Data records
* START *

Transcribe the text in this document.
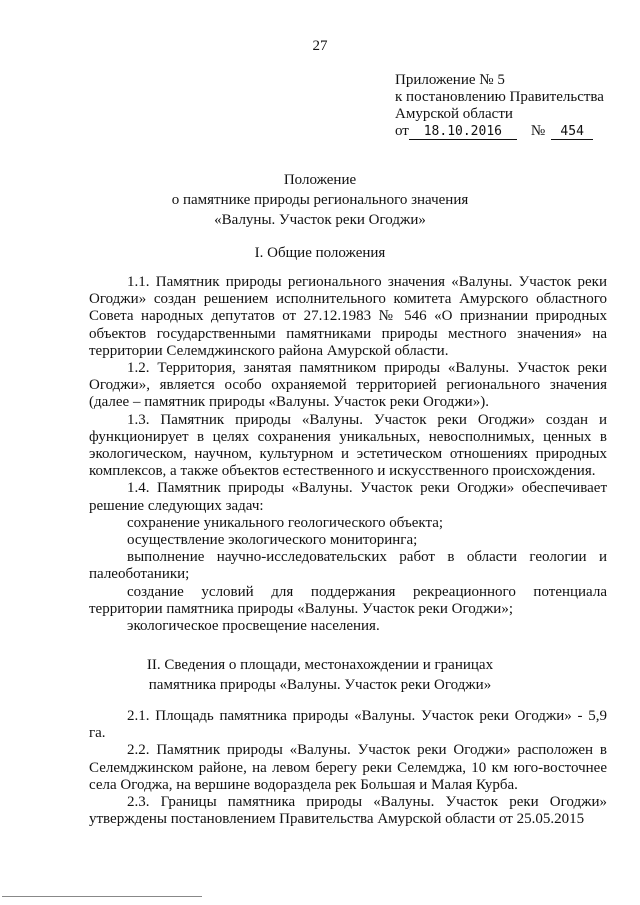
27
Приложение № 5
к постановлению Правительства
Амурской области
от 18.10.2016 № 454
Положение
о памятнике природы регионального значения
«Валуны. Участок реки Огоджи»
I. Общие положения

1.1. Памятник природы регионального значения «Валуны. Участок реки Огоджи» создан решением исполнительного комитета Амурского областного Совета народных депутатов от 27.12.1983 № 546 «О признании природных объектов государственными памятниками природы местного значения» на территории Селемджинского района Амурской области.

1.2. Территория, занятая памятником природы «Валуны. Участок реки Огоджи», является особо охраняемой территорией регионального значения (далее – памятник природы «Валуны. Участок реки Огоджи»).

1.3. Памятник природы «Валуны. Участок реки Огоджи» создан и функционирует в целях сохранения уникальных, невосполнимых, ценных в экологическом, научном, культурном и эстетическом отношениях природных комплексов, а также объектов естественного и искусственного происхождения.

1.4. Памятник природы «Валуны. Участок реки Огоджи» обеспечивает решение следующих задач:

сохранение уникального геологического объекта;

осуществление экологического мониторинга;

выполнение научно-исследовательских работ в области геологии и палеоботаники;

создание условий для поддержания рекреационного потенциала территории памятника природы «Валуны. Участок реки Огоджи»;

экологическое просвещение населения.

II. Сведения о площади, местонахождении и границах
памятника природы «Валуны. Участок реки Огоджи»

2.1. Площадь памятника природы «Валуны. Участок реки Огоджи» - 5,9 га.

2.2. Памятник природы «Валуны. Участок реки Огоджи» расположен в Селемджинском районе, на левом берегу реки Селемджа, 10 км юго-восточнее села Огоджа, на вершине водораздела рек Большая и Малая Курба.

2.3. Границы памятника природы «Валуны. Участок реки Огоджи» утверждены постановлением Правительства Амурской области от 25.05.2015
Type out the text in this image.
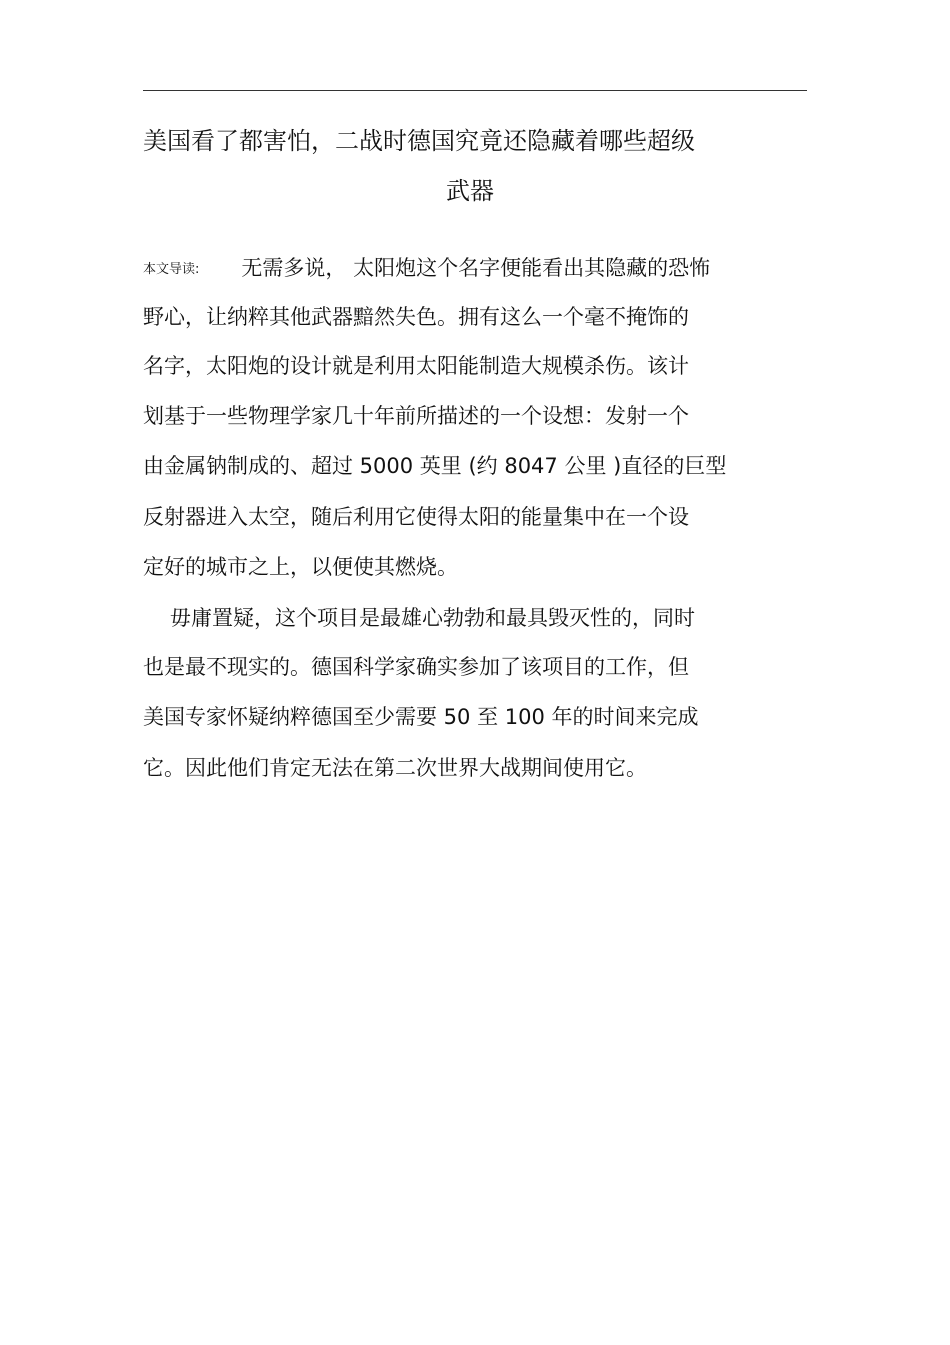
美国看了都害怕，二战时德国究竟还隐藏着哪些超级
武器
本文导读: 无需多说， 太阳炮这个名字便能看出其隐藏的恐怖
野心，让纳粹其他武器黯然失色。拥有这么一个毫不掩饰的
名字，太阳炮的设计就是利用太阳能制造大规模杀伤。该计
划基于一些物理学家几十年前所描述的一个设想：发射一个
由金属钠制成的、超过 5000 英里 (约 8047 公里 )直径的巨型
反射器进入太空，随后利用它使得太阳的能量集中在一个设
定好的城市之上，以便使其燃烧。
毋庸置疑，这个项目是最雄心勃勃和最具毁灭性的，同时
也是最不现实的。德国科学家确实参加了该项目的工作，但
美国专家怀疑纳粹德国至少需要 50 至 100 年的时间来完成
它。因此他们肯定无法在第二次世界大战期间使用它。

* END *

Nothing but the lines from the line containing "Type out the text in this image." through the last line of the material may be output, and they must be copied exactly, without pictures.

Type out the text in this image.
美国看了都害怕，二战时德国究竟还隐藏着哪些超级
武器
本文导读: 无需多说， 太阳炮这个名字便能看出其隐藏的恐怖
野心，让纳粹其他武器黯然失色。拥有这么一个毫不掩饰的
名字，太阳炮的设计就是利用太阳能制造大规模杀伤。该计
划基于一些物理学家几十年前所描述的一个设想：发射一个
由金属钠制成的、超过 5000 英里 (约 8047 公里 )直径的巨型
反射器进入太空，随后利用它使得太阳的能量集中在一个设
定好的城市之上，以便使其燃烧。
毋庸置疑，这个项目是最雄心勃勃和最具毁灭性的，同时
也是最不现实的。德国科学家确实参加了该项目的工作，但
美国专家怀疑纳粹德国至少需要 50 至 100 年的时间来完成
它。因此他们肯定无法在第二次世界大战期间使用它。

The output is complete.